_CHALLENGE_. Check each line of the listing, and copy it if it contains the word "صلوات".

_AVAILABLE RECORDS_.
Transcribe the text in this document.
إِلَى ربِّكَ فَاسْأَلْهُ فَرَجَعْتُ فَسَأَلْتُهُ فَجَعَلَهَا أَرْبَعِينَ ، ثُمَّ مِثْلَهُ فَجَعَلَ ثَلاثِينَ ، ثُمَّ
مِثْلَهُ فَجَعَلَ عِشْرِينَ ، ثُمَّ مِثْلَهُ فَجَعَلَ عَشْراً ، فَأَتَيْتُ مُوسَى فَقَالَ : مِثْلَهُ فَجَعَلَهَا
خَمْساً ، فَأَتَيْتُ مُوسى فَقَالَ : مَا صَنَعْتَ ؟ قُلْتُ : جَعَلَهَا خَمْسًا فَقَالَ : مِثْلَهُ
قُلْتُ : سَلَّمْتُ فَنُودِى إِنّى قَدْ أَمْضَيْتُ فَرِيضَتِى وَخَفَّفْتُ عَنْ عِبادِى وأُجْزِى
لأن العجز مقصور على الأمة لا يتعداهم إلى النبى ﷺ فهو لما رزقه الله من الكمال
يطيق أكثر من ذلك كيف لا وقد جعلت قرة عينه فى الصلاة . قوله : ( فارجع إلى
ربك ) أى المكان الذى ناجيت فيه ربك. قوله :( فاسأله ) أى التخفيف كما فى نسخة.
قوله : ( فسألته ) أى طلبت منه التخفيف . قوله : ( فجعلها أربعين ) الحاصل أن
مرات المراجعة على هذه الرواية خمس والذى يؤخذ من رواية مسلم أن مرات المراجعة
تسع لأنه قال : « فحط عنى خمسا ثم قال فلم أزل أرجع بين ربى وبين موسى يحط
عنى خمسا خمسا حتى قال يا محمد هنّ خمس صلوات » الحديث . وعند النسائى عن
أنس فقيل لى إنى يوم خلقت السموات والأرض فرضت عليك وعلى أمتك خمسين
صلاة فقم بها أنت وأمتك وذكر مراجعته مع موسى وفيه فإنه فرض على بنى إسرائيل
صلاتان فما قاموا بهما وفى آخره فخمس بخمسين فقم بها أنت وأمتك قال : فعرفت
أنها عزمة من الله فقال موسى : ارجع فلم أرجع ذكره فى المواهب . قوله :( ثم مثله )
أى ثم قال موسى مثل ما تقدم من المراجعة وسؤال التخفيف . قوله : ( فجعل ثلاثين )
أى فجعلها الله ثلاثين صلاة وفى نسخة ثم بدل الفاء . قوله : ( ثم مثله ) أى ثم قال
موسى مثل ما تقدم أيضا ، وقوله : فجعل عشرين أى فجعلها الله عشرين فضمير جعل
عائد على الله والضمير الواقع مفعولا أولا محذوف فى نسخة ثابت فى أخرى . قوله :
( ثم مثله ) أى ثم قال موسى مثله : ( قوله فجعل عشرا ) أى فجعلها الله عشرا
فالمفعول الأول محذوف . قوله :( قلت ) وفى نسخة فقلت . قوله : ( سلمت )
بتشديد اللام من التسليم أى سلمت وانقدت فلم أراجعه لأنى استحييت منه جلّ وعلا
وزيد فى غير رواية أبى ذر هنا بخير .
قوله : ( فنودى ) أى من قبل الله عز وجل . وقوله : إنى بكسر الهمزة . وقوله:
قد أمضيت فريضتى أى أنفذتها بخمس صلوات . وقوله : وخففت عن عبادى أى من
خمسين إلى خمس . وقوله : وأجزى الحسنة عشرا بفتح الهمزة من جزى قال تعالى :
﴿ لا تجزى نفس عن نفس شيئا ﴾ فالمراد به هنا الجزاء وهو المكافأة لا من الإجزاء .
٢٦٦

_RESULT BELOW_.
عنى خمسا خمسا حتى قال يا محمد هنّ خمس صلوات » الحديث . وعند النسائى عن
قد أمضيت فريضتى أى أنفذتها بخمس صلوات . وقوله : وخففت عن عبادى أى من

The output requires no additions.